(Task requirements): Exact repetition of every entry is required.

(Extracted records):
══════════

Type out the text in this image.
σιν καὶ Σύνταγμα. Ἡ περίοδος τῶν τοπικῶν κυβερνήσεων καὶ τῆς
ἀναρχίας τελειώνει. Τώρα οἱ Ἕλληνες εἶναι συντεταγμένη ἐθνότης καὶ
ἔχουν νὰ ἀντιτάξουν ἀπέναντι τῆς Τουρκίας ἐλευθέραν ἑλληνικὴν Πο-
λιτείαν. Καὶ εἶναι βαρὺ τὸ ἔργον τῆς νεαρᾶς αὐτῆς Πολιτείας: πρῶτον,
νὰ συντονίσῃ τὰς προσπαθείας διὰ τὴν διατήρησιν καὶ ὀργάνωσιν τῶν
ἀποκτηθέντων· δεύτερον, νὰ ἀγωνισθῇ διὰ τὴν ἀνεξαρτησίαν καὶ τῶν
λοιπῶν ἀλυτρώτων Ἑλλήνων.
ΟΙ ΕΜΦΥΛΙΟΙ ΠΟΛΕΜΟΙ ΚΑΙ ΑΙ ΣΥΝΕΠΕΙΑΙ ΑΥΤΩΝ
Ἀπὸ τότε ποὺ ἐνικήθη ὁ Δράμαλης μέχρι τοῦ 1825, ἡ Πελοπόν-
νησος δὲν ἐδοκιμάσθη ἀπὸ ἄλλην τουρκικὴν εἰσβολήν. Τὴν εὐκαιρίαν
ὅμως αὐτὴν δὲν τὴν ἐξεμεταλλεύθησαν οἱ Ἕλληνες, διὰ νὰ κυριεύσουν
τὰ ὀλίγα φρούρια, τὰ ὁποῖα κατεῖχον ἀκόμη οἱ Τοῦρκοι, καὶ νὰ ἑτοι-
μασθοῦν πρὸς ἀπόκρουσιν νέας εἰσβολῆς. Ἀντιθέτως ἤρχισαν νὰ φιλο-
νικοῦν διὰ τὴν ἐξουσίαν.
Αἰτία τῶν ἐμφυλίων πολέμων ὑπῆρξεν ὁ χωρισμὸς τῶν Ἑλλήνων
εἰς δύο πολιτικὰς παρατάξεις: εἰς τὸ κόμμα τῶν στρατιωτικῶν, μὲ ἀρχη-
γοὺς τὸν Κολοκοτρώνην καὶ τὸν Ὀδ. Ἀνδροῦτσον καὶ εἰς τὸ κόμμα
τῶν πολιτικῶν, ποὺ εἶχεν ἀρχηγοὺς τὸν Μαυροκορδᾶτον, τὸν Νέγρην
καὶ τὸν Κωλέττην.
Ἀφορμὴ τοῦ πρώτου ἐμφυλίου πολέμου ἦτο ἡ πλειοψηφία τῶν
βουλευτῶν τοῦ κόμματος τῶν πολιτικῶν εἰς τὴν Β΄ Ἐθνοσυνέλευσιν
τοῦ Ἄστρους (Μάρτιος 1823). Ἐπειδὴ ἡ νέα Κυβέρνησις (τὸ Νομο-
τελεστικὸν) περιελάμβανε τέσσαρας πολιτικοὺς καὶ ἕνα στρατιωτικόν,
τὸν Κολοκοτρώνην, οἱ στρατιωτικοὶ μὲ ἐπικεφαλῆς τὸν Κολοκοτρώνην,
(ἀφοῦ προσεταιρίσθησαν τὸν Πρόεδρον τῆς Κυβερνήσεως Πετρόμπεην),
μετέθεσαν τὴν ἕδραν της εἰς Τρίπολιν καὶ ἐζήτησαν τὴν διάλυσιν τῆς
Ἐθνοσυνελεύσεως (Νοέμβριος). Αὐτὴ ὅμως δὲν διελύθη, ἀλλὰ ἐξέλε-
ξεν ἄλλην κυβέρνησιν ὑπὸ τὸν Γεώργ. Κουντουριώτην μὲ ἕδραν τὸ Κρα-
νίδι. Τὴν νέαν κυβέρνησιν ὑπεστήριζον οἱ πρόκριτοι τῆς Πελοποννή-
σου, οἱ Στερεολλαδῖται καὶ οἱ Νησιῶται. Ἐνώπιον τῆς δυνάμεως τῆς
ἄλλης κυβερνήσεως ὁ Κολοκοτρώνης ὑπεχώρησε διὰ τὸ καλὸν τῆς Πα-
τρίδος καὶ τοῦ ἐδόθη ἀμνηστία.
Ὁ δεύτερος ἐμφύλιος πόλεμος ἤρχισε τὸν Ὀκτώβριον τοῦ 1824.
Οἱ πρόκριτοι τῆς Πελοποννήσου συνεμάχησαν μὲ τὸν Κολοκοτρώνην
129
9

══════════

(Result of the task):
Type out the text in this image.
σιν καὶ Σύνταγμα. Ἡ περίοδος τῶν τοπικῶν κυβερνήσεων καὶ τῆς
ἀναρχίας τελειώνει. Τώρα οἱ Ἕλληνες εἶναι συντεταγμένη ἐθνότης καὶ
ἔχουν νὰ ἀντιτάξουν ἀπέναντι τῆς Τουρκίας ἐλευθέραν ἑλληνικὴν Πο-
λιτείαν. Καὶ εἶναι βαρὺ τὸ ἔργον τῆς νεαρᾶς αὐτῆς Πολιτείας: πρῶτον,
νὰ συντονίσῃ τὰς προσπαθείας διὰ τὴν διατήρησιν καὶ ὀργάνωσιν τῶν
ἀποκτηθέντων· δεύτερον, νὰ ἀγωνισθῇ διὰ τὴν ἀνεξαρτησίαν καὶ τῶν
λοιπῶν ἀλυτρώτων Ἑλλήνων.
ΟΙ ΕΜΦΥΛΙΟΙ ΠΟΛΕΜΟΙ ΚΑΙ ΑΙ ΣΥΝΕΠΕΙΑΙ ΑΥΤΩΝ
Ἀπὸ τότε ποὺ ἐνικήθη ὁ Δράμαλης μέχρι τοῦ 1825, ἡ Πελοπόν-
νησος δὲν ἐδοκιμάσθη ἀπὸ ἄλλην τουρκικὴν εἰσβολήν. Τὴν εὐκαιρίαν
ὅμως αὐτὴν δὲν τὴν ἐξεμεταλλεύθησαν οἱ Ἕλληνες, διὰ νὰ κυριεύσουν
τὰ ὀλίγα φρούρια, τὰ ὁποῖα κατεῖχον ἀκόμη οἱ Τοῦρκοι, καὶ νὰ ἑτοι-
μασθοῦν πρὸς ἀπόκρουσιν νέας εἰσβολῆς. Ἀντιθέτως ἤρχισαν νὰ φιλο-
νικοῦν διὰ τὴν ἐξουσίαν.
Αἰτία τῶν ἐμφυλίων πολέμων ὑπῆρξεν ὁ χωρισμὸς τῶν Ἑλλήνων
εἰς δύο πολιτικὰς παρατάξεις: εἰς τὸ κόμμα τῶν στρατιωτικῶν, μὲ ἀρχη-
γοὺς τὸν Κολοκοτρώνην καὶ τὸν Ὀδ. Ἀνδροῦτσον καὶ εἰς τὸ κόμμα
τῶν πολιτικῶν, ποὺ εἶχεν ἀρχηγοὺς τὸν Μαυροκορδᾶτον, τὸν Νέγρην
καὶ τὸν Κωλέττην.
Ἀφορμὴ τοῦ πρώτου ἐμφυλίου πολέμου ἦτο ἡ πλειοψηφία τῶν
βουλευτῶν τοῦ κόμματος τῶν πολιτικῶν εἰς τὴν Β΄ Ἐθνοσυνέλευσιν
τοῦ Ἄστρους (Μάρτιος 1823). Ἐπειδὴ ἡ νέα Κυβέρνησις (τὸ Νομο-
τελεστικὸν) περιελάμβανε τέσσαρας πολιτικοὺς καὶ ἕνα στρατιωτικόν,
τὸν Κολοκοτρώνην, οἱ στρατιωτικοὶ μὲ ἐπικεφαλῆς τὸν Κολοκοτρώνην,
(ἀφοῦ προσεταιρίσθησαν τὸν Πρόεδρον τῆς Κυβερνήσεως Πετρόμπεην),
μετέθεσαν τὴν ἕδραν της εἰς Τρίπολιν καὶ ἐζήτησαν τὴν διάλυσιν τῆς
Ἐθνοσυνελεύσεως (Νοέμβριος). Αὐτὴ ὅμως δὲν διελύθη, ἀλλὰ ἐξέλε-
ξεν ἄλλην κυβέρνησιν ὑπὸ τὸν Γεώργ. Κουντουριώτην μὲ ἕδραν τὸ Κρα-
νίδι. Τὴν νέαν κυβέρνησιν ὑπεστήριζον οἱ πρόκριτοι τῆς Πελοποννή-
σου, οἱ Στερεολλαδῖται καὶ οἱ Νησιῶται. Ἐνώπιον τῆς δυνάμεως τῆς
ἄλλης κυβερνήσεως ὁ Κολοκοτρώνης ὑπεχώρησε διὰ τὸ καλὸν τῆς Πα-
τρίδος καὶ τοῦ ἐδόθη ἀμνηστία.
Ὁ δεύτερος ἐμφύλιος πόλεμος ἤρχισε τὸν Ὀκτώβριον τοῦ 1824.
Οἱ πρόκριτοι τῆς Πελοποννήσου συνεμάχησαν μὲ τὸν Κολοκοτρώνην
129
9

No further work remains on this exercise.